Text passage
The authorities below have, therefore, rightly denied the benefit of Sec. 32 (1 B) to the petitioners. He submitted further that there are concurrent findings of all the authorities below and this Court may not interfere in exercise of, powers under Art. 227 of the Constitution of India and the petition may be dismissed. ( 6 ) HAVING regard to rival side contentions, before adverting to the facts, certain legal aspects may first be stated. The petitioners assert their right under sec. 36 (1b) of the Tenancy Act. The said provisions are as under :"32 (1b) Where a tenant who was in possession of land on the appointed day and who on account of his being dispossessed of such land or any part thereof by the landlords at any time before the specified date otherwise than in the manner provided in Sec. 29 or any other provision of this Act, is not in possession of such land or any part thereof and such land or part thereof is in the possession of the landlord or his successor in interest on the said date and such land or part thereof is not put to a non-agricultural use on or before the said date, then Mamlatdar shall, notwithstanding anything contained in the said Sec. 29 or any other provision of this Act, either suo motu or on an application of the tenant made within the prescribed period, hold an inquiry and direct that such land or as the case may be, part thereof shall be taken from the possession of the landlord or as the case may be, his successor in interest, and shall be restored to the tenant; and thereafter, the provisions of this Section and Secs. 32a to 32r applicable, apply thereto, so far as they may be applicable, apply thereto, subject to the modification that the tenant shall be deemed to have purchased such land or part thereof on the date on which such land or as the case may, part thereof is restored to him; ( 7 ) IT would be appropriate to note that the appointed day referred to in the said provisions is 15-6-1955 and the specified date referred to in the said provision is 3-3-1973.

Stored records

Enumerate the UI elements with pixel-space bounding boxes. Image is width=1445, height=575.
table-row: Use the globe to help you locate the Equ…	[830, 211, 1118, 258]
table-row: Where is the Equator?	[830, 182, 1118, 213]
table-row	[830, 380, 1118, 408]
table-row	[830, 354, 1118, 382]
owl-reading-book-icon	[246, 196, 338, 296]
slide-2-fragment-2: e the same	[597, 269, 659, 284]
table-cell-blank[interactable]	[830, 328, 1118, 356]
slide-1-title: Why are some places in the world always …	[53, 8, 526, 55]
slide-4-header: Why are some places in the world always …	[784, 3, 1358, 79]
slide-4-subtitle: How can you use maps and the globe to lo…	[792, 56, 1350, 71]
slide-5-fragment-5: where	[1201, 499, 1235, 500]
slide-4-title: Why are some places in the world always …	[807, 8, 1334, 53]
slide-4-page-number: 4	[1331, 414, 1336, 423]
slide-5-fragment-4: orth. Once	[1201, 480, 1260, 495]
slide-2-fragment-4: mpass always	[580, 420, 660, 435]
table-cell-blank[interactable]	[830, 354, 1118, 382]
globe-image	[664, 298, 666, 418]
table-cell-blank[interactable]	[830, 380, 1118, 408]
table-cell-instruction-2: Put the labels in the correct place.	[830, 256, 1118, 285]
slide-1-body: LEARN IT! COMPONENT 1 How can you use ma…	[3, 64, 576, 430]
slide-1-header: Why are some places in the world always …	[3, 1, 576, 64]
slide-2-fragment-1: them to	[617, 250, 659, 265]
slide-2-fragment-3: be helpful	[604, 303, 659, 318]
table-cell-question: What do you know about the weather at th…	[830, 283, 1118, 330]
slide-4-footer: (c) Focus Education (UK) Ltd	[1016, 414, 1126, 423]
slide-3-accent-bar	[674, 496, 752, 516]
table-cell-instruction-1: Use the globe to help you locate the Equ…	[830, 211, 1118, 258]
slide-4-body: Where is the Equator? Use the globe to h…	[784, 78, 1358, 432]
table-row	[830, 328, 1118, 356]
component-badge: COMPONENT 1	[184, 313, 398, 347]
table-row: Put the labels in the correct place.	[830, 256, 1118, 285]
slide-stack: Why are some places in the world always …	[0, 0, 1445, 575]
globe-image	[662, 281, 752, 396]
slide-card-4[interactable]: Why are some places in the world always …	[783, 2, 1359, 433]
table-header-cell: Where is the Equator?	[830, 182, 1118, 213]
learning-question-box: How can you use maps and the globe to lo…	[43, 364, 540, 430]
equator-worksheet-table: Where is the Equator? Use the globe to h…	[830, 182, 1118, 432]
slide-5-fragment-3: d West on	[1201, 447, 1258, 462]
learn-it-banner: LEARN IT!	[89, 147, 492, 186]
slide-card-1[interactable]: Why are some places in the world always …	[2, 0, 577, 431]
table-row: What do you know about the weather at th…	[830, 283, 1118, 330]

Description of the task
Answer these about the court judgment excerpt above:
1. Under which article of the Constitution of India did he submit that the Court may not interfere?
2. Who shall hold the inquiry and direct that the land be restored to the tenant?
3. What date is given as the appointed day?

Solution to this exercise
1. Art. 227
2. The Mamlatdar
3. 15-6-1955